*BRIEF*
The data below should be restated word for word, with every picture omitted.

[Extracted data entries]
[Begin]

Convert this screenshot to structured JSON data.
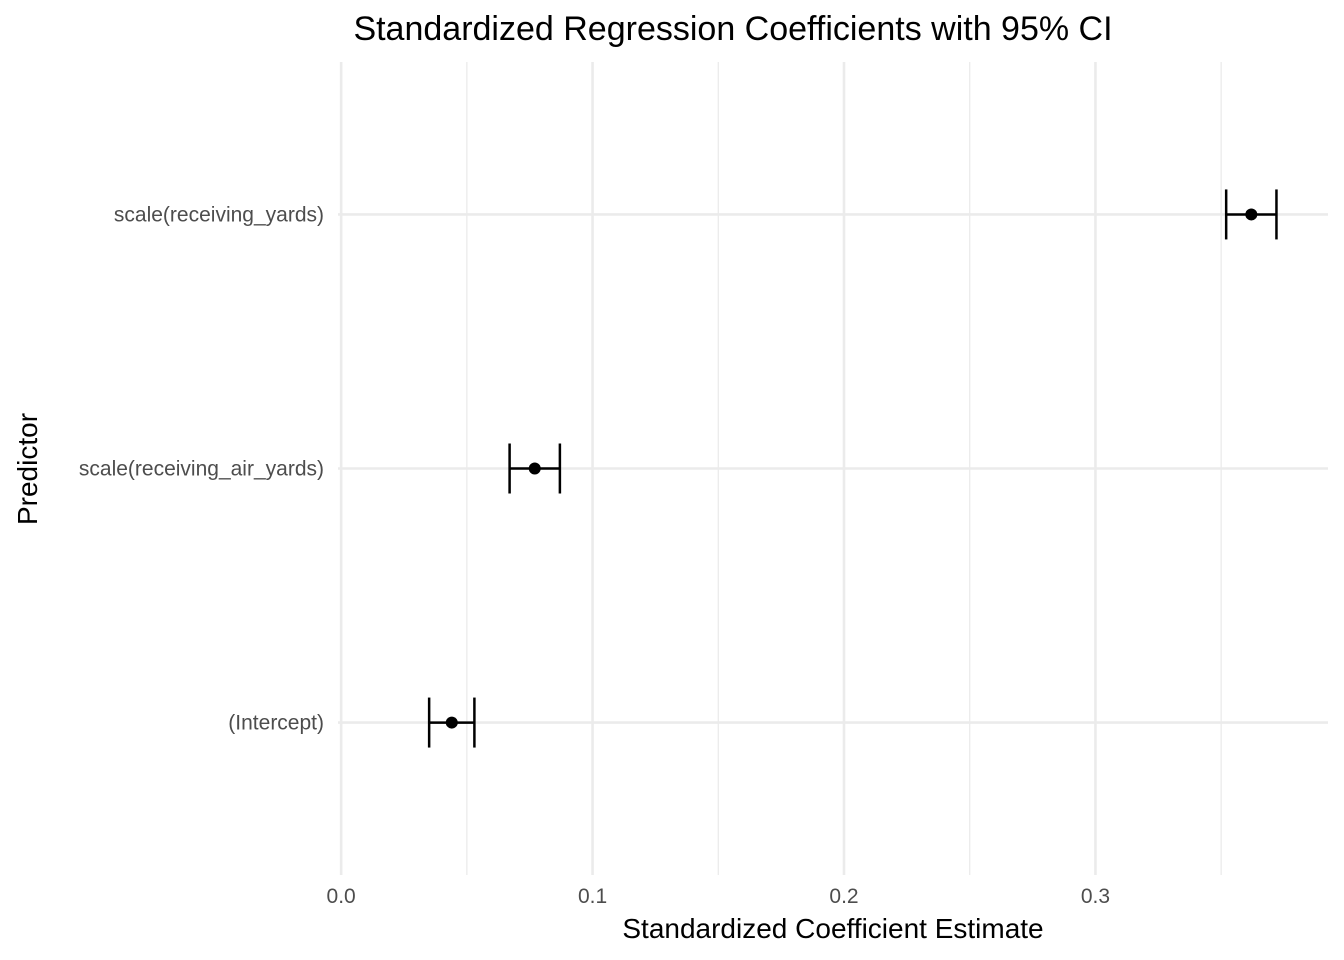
{
  "chart_data": {
    "type": "scatter",
    "title": "Standardized Regression Coefficients with 95% CI",
    "xlabel": "Standardized Coefficient Estimate",
    "ylabel": "Predictor",
    "xlim": [
      -0.00125,
      0.3925
    ],
    "x_ticks": [
      "0.0",
      "0.1",
      "0.2",
      "0.3"
    ],
    "x_tick_values": [
      0.0,
      0.1,
      0.2,
      0.3
    ],
    "x_minor_values": [
      0.05,
      0.15,
      0.25,
      0.35
    ],
    "grid": true,
    "legend": "none",
    "categories": [
      "scale(receiving_yards)",
      "scale(receiving_air_yards)",
      "(Intercept)"
    ],
    "estimates": [
      0.362,
      0.077,
      0.044
    ],
    "ci_low": [
      0.352,
      0.067,
      0.035
    ],
    "ci_high": [
      0.372,
      0.087,
      0.053
    ],
    "point_color": "#000000"
  }
}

[End]

*RESPONSE TO THE EXERCISE*
Convert this screenshot to structured JSON data.
{
  "chart_data": {
    "type": "scatter",
    "title": "Standardized Regression Coefficients with 95% CI",
    "xlabel": "Standardized Coefficient Estimate",
    "ylabel": "Predictor",
    "xlim": [
      -0.00125,
      0.3925
    ],
    "x_ticks": [
      "0.0",
      "0.1",
      "0.2",
      "0.3"
    ],
    "x_tick_values": [
      0.0,
      0.1,
      0.2,
      0.3
    ],
    "x_minor_values": [
      0.05,
      0.15,
      0.25,
      0.35
    ],
    "grid": true,
    "legend": "none",
    "categories": [
      "scale(receiving_yards)",
      "scale(receiving_air_yards)",
      "(Intercept)"
    ],
    "estimates": [
      0.362,
      0.077,
      0.044
    ],
    "ci_low": [
      0.352,
      0.067,
      0.035
    ],
    "ci_high": [
      0.372,
      0.087,
      0.053
    ],
    "point_color": "#000000"
  }
}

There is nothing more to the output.